▸ **TASK REQUIREMENTS**
Examine the records and identify each line that includes the string "this". Copy those lines.

Dataset entries
(begin)

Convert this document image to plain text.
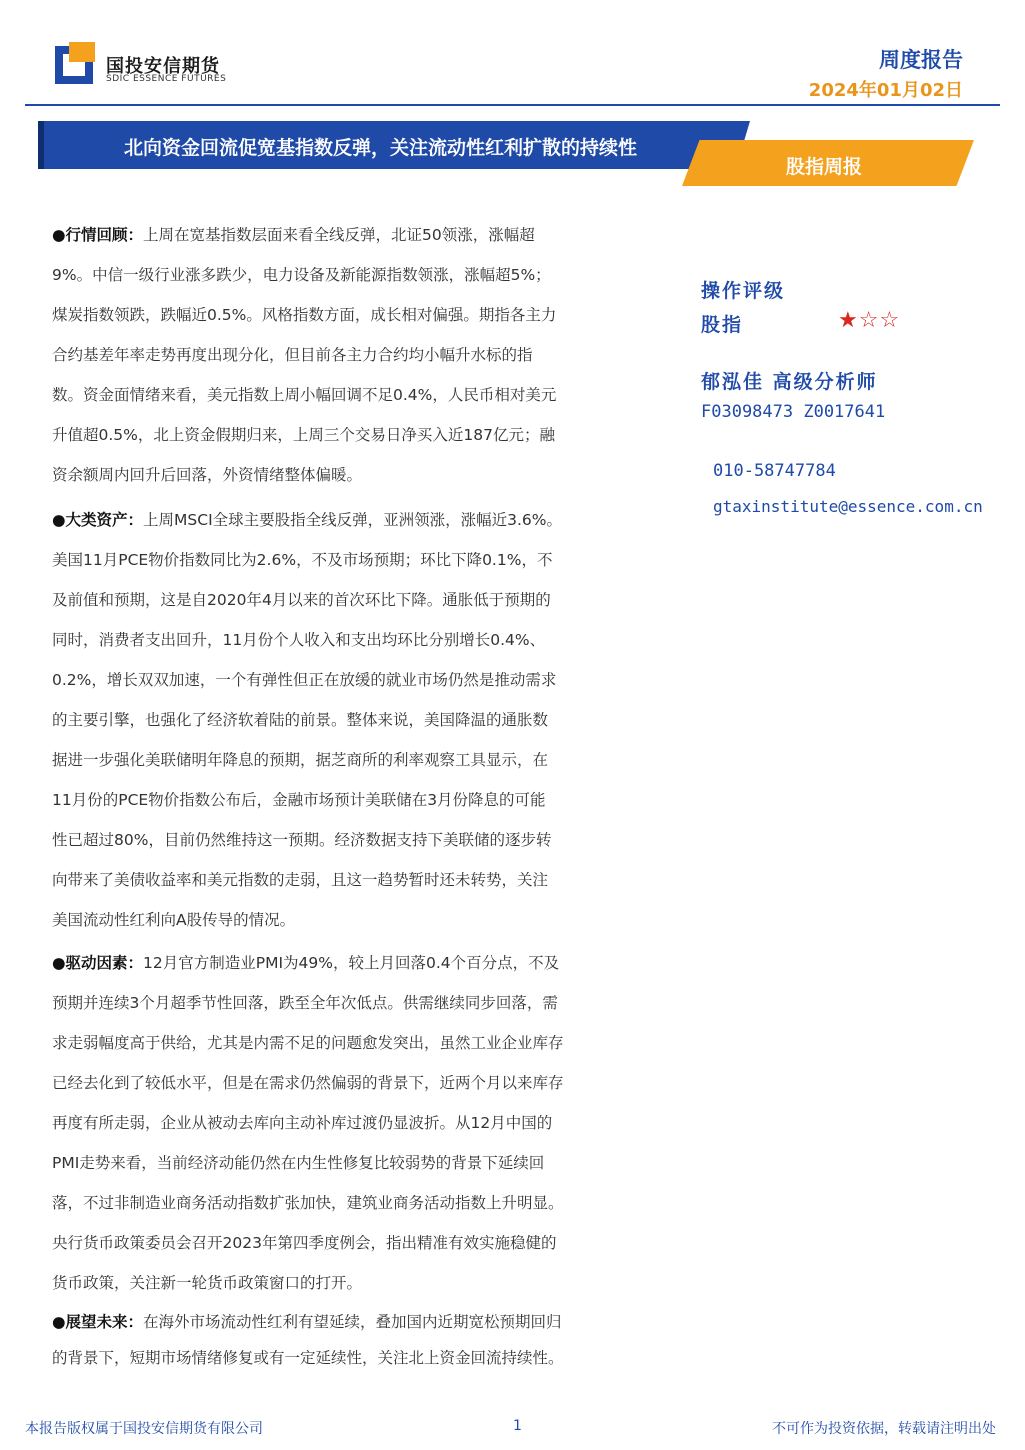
国投安信期货
SDIC ESSENCE FUTURES
周度报告
2024年01月02日
北向资金回流促宽基指数反弹，关注流动性红利扩散的持续性
股指周报
●行情回顾：上周在宽基指数层面来看全线反弹，北证50领涨，涨幅超
9%。中信一级行业涨多跌少，电力设备及新能源指数领涨，涨幅超5%；
煤炭指数领跌，跌幅近0.5%。风格指数方面，成长相对偏强。期指各主力
合约基差年率走势再度出现分化，但目前各主力合约均小幅升水标的指
数。资金面情绪来看，美元指数上周小幅回调不足0.4%，人民币相对美元
升值超0.5%，北上资金假期归来，上周三个交易日净买入近187亿元；融
资余额周内回升后回落，外资情绪整体偏暖。
●大类资产：上周MSCI全球主要股指全线反弹，亚洲领涨，涨幅近3.6%。
美国11月PCE物价指数同比为2.6%，不及市场预期；环比下降0.1%，不
及前值和预期，这是自2020年4月以来的首次环比下降。通胀低于预期的
同时，消费者支出回升，11月份个人收入和支出均环比分别增长0.4%、
0.2%，增长双双加速，一个有弹性但正在放缓的就业市场仍然是推动需求
的主要引擎，也强化了经济软着陆的前景。整体来说，美国降温的通胀数
据进一步强化美联储明年降息的预期，据芝商所的利率观察工具显示，在
11月份的PCE物价指数公布后，金融市场预计美联储在3月份降息的可能
性已超过80%，目前仍然维持这一预期。经济数据支持下美联储的逐步转
向带来了美债收益率和美元指数的走弱，且这一趋势暂时还未转势，关注
美国流动性红利向A股传导的情况。
●驱动因素：12月官方制造业PMI为49%，较上月回落0.4个百分点，不及
预期并连续3个月超季节性回落，跌至全年次低点。供需继续同步回落，需
求走弱幅度高于供给，尤其是内需不足的问题愈发突出，虽然工业企业库存
已经去化到了较低水平，但是在需求仍然偏弱的背景下，近两个月以来库存
再度有所走弱，企业从被动去库向主动补库过渡仍显波折。从12月中国的
PMI走势来看，当前经济动能仍然在内生性修复比较弱势的背景下延续回
落，不过非制造业商务活动指数扩张加快，建筑业商务活动指数上升明显。
央行货币政策委员会召开2023年第四季度例会，指出精准有效实施稳健的
货币政策，关注新一轮货币政策窗口的打开。
●展望未来：在海外市场流动性红利有望延续，叠加国内近期宽松预期回归
的背景下，短期市场情绪修复或有一定延续性，关注北上资金回流持续性。
操作评级
股指	★☆☆
郁泓佳 高级分析师
F03098473 Z0017641
010-58747784
gtaxinstitute@essence.com.cn
本报告版权属于国投安信期货有限公司	1	不可作为投资依据，转载请注明出处
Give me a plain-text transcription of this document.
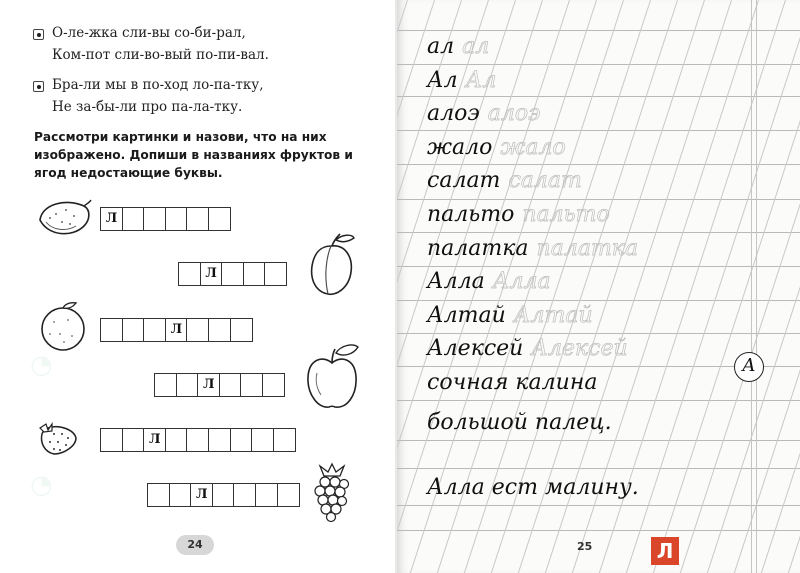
◔
◔
О-ле-жка сли-вы со-би-рал,
Ком-пот сли-во-вый по-пи-вал.
Бра-ли мы в по-ход ло-па-тку,
Не за-бы-ли про па-ла-тку.
Рассмотри картинки и назови, что на них изображено. Допиши в названиях фруктов и ягод недостающие буквы.
Л
Л
Л
Л
Л
Л
24
ал ал
Ал Ал
алоэ алоэ
жало жало
салат салат
пальто пальто
палатка палатка
Алла Алла
Алтай Алтай
Алексей Алексей
сочная калина
большой палец.
Алла ест малину.
А
25	Л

(end)

▸ **SOLUTION**
Convert this document image to plain text.
Give me a plain-text transcription of this document.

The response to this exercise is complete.